| DIRECTION |
Using the listing below, please gather every line containing the word "renderings".

═══ EXTRACTED RECORDS

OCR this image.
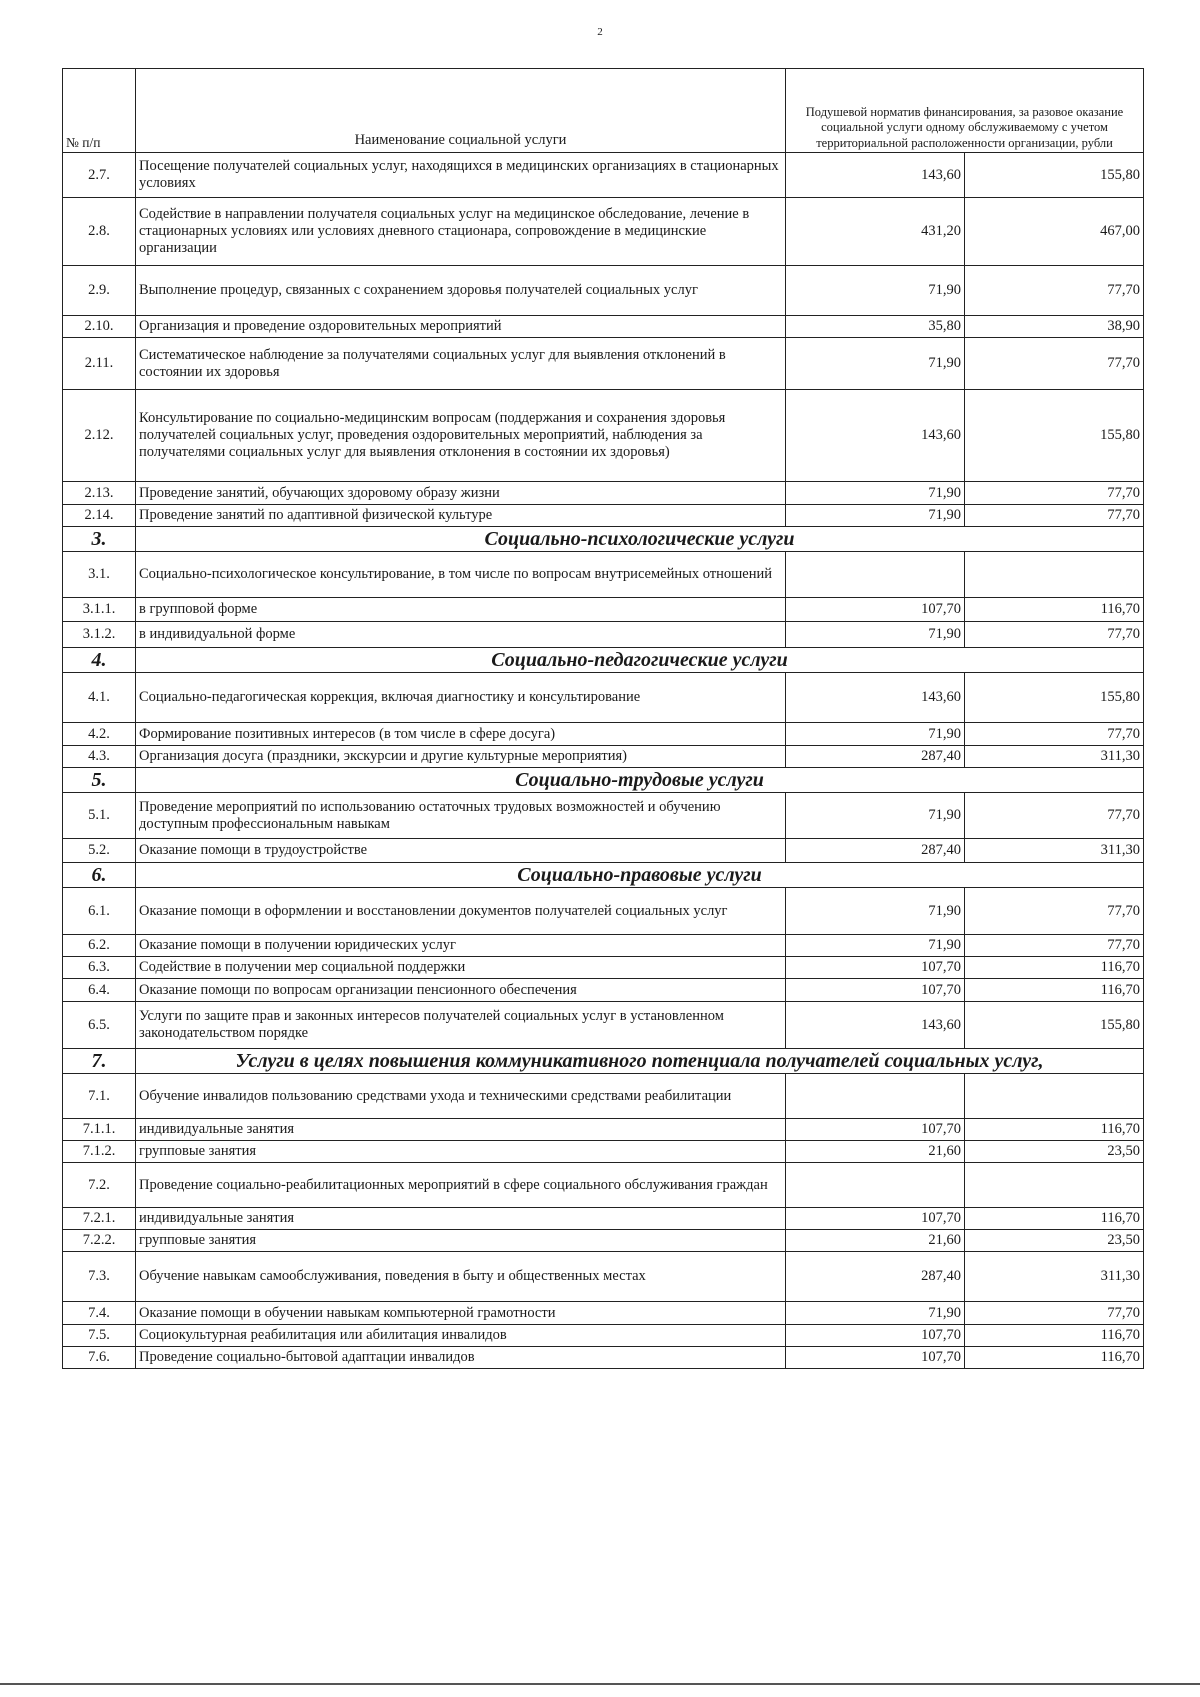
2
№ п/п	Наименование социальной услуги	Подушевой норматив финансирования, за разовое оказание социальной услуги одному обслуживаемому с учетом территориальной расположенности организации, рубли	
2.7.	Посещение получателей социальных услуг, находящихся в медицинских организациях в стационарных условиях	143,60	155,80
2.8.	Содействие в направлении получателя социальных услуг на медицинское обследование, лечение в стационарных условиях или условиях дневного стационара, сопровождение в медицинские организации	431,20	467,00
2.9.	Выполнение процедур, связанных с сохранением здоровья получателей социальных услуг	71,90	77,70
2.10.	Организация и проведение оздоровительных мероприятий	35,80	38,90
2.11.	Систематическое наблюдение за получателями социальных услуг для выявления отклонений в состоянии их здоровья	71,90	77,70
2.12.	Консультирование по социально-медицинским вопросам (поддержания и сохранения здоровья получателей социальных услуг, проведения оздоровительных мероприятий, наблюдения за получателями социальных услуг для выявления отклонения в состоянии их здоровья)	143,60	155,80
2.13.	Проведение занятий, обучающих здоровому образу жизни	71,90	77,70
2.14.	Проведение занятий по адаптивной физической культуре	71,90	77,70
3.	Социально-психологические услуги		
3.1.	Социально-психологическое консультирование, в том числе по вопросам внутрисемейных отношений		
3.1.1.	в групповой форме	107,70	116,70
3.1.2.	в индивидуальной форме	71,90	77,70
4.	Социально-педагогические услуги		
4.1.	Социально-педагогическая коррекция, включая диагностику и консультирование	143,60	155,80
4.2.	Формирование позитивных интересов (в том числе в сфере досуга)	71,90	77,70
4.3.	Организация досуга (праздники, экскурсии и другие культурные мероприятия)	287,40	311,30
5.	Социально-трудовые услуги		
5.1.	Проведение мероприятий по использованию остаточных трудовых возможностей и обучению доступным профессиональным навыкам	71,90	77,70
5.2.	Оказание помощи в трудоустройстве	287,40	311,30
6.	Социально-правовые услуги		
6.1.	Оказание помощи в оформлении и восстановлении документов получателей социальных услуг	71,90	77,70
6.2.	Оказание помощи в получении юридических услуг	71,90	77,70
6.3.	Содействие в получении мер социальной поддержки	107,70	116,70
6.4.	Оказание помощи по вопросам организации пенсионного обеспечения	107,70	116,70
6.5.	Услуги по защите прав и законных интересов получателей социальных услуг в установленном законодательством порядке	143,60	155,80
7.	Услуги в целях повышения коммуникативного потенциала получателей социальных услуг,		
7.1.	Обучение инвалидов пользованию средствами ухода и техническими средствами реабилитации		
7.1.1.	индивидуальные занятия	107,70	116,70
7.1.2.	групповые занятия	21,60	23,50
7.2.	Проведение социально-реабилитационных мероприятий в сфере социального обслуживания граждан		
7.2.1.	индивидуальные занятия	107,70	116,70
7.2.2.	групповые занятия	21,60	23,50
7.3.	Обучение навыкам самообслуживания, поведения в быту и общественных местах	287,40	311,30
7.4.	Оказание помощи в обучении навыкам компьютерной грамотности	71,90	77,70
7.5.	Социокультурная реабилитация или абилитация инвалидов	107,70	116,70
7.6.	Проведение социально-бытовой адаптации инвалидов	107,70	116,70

══════
═══ EXTRACTED RECORDS

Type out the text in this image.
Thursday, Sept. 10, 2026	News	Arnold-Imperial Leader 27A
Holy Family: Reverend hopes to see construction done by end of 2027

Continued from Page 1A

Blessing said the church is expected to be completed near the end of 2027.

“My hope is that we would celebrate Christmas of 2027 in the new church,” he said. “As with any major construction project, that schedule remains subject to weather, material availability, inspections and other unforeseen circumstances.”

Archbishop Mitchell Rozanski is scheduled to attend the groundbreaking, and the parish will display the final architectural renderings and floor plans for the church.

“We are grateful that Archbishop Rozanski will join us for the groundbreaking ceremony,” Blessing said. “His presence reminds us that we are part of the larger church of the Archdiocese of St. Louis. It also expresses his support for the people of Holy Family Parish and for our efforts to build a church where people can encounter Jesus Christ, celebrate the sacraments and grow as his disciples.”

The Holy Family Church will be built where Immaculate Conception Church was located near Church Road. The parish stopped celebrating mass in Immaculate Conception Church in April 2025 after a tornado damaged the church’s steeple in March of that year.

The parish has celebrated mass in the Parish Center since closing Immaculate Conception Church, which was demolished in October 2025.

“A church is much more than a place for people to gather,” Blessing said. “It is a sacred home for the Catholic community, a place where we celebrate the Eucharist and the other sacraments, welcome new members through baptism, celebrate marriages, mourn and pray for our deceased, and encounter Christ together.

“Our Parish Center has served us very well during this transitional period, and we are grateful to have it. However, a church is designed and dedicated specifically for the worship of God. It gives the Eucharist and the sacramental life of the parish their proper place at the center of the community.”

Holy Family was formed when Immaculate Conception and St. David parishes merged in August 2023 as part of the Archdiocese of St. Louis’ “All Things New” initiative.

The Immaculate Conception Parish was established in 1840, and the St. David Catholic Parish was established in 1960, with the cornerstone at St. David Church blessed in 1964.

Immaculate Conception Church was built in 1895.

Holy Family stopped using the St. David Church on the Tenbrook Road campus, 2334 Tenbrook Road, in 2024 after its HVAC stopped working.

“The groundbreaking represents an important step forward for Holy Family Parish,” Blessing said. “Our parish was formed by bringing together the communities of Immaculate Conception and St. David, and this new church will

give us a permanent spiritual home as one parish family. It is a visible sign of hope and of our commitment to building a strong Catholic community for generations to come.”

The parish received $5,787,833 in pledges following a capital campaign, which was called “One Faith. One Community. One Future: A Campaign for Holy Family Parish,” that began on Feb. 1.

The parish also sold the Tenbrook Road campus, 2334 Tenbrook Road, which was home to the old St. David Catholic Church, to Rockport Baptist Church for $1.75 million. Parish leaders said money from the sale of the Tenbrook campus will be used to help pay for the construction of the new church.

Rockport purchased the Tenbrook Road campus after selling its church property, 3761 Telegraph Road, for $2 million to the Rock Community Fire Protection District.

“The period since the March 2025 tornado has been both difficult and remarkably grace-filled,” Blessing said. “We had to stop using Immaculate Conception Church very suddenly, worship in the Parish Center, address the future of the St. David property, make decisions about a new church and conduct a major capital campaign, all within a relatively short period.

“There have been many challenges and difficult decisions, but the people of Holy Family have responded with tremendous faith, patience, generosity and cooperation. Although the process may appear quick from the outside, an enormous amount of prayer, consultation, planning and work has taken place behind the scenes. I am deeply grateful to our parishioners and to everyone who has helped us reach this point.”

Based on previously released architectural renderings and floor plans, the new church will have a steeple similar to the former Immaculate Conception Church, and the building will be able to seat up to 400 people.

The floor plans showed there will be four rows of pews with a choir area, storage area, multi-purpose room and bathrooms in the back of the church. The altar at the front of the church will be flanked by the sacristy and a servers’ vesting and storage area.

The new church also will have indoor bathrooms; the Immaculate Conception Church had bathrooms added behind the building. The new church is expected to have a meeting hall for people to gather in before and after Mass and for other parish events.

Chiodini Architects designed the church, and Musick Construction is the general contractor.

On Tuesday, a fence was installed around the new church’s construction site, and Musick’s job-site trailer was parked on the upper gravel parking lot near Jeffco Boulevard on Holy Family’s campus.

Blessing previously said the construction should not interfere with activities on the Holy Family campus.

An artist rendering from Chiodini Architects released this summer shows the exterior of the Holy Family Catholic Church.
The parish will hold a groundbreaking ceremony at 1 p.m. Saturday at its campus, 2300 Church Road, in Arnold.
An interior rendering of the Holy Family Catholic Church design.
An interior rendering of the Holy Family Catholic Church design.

══════

| SOLUTION TO THE PROBLEM |
Archbishop Mitchell Rozanski is scheduled to attend the groundbreaking, and the parish will display the final architectural renderings and floor plans for the church.
Based on previously released architectural renderings and floor plans, the new church will have a steeple similar to the former Immaculate Conception Church, and the building will be able to seat up to 400 people.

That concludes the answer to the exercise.